** begin Records provided **

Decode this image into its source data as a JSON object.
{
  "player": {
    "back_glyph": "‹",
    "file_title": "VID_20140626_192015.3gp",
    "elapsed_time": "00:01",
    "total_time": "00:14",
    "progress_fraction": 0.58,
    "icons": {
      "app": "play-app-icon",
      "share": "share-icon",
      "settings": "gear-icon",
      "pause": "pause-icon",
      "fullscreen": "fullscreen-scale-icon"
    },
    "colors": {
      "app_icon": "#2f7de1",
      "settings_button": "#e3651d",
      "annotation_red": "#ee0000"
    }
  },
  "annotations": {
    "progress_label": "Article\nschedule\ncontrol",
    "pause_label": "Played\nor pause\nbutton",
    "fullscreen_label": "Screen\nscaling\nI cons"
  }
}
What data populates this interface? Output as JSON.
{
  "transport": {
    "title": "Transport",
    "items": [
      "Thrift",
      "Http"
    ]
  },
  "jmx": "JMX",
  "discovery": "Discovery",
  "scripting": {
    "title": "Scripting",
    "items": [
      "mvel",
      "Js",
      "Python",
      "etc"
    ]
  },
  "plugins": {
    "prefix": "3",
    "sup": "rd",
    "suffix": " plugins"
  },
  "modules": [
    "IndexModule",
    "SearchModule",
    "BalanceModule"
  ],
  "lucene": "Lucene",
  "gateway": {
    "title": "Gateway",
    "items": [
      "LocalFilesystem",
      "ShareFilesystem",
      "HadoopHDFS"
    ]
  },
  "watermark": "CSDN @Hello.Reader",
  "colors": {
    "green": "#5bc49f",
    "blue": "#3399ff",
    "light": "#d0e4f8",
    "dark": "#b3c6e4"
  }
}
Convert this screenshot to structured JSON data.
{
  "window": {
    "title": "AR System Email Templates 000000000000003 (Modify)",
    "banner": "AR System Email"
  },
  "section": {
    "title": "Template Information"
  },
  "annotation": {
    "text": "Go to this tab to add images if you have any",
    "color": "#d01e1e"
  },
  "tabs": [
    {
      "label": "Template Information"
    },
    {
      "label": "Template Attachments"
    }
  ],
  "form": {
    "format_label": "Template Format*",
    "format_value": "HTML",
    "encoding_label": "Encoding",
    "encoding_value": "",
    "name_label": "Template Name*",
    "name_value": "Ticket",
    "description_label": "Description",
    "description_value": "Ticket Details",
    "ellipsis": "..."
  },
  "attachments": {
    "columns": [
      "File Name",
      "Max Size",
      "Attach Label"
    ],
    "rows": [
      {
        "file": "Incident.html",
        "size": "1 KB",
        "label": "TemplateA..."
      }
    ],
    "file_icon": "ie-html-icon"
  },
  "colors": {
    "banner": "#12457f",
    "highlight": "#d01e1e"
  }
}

** end Records provided **

> [Exercise task]
Copy the material above verbatim.

> [Exercise result]
Decode this image into its source data as a JSON object.
{
  "player": {
    "back_glyph": "‹",
    "file_title": "VID_20140626_192015.3gp",
    "elapsed_time": "00:01",
    "total_time": "00:14",
    "progress_fraction": 0.58,
    "icons": {
      "app": "play-app-icon",
      "share": "share-icon",
      "settings": "gear-icon",
      "pause": "pause-icon",
      "fullscreen": "fullscreen-scale-icon"
    },
    "colors": {
      "app_icon": "#2f7de1",
      "settings_button": "#e3651d",
      "annotation_red": "#ee0000"
    }
  },
  "annotations": {
    "progress_label": "Article\nschedule\ncontrol",
    "pause_label": "Played\nor pause\nbutton",
    "fullscreen_label": "Screen\nscaling\nI cons"
  }
}
What data populates this interface? Output as JSON.
{
  "transport": {
    "title": "Transport",
    "items": [
      "Thrift",
      "Http"
    ]
  },
  "jmx": "JMX",
  "discovery": "Discovery",
  "scripting": {
    "title": "Scripting",
    "items": [
      "mvel",
      "Js",
      "Python",
      "etc"
    ]
  },
  "plugins": {
    "prefix": "3",
    "sup": "rd",
    "suffix": " plugins"
  },
  "modules": [
    "IndexModule",
    "SearchModule",
    "BalanceModule"
  ],
  "lucene": "Lucene",
  "gateway": {
    "title": "Gateway",
    "items": [
      "LocalFilesystem",
      "ShareFilesystem",
      "HadoopHDFS"
    ]
  },
  "watermark": "CSDN @Hello.Reader",
  "colors": {
    "green": "#5bc49f",
    "blue": "#3399ff",
    "light": "#d0e4f8",
    "dark": "#b3c6e4"
  }
}
Convert this screenshot to structured JSON data.
{
  "window": {
    "title": "AR System Email Templates 000000000000003 (Modify)",
    "banner": "AR System Email"
  },
  "section": {
    "title": "Template Information"
  },
  "annotation": {
    "text": "Go to this tab to add images if you have any",
    "color": "#d01e1e"
  },
  "tabs": [
    {
      "label": "Template Information"
    },
    {
      "label": "Template Attachments"
    }
  ],
  "form": {
    "format_label": "Template Format*",
    "format_value": "HTML",
    "encoding_label": "Encoding",
    "encoding_value": "",
    "name_label": "Template Name*",
    "name_value": "Ticket",
    "description_label": "Description",
    "description_value": "Ticket Details",
    "ellipsis": "..."
  },
  "attachments": {
    "columns": [
      "File Name",
      "Max Size",
      "Attach Label"
    ],
    "rows": [
      {
        "file": "Incident.html",
        "size": "1 KB",
        "label": "TemplateA..."
      }
    ],
    "file_icon": "ie-html-icon"
  },
  "colors": {
    "banner": "#12457f",
    "highlight": "#d01e1e"
  }
}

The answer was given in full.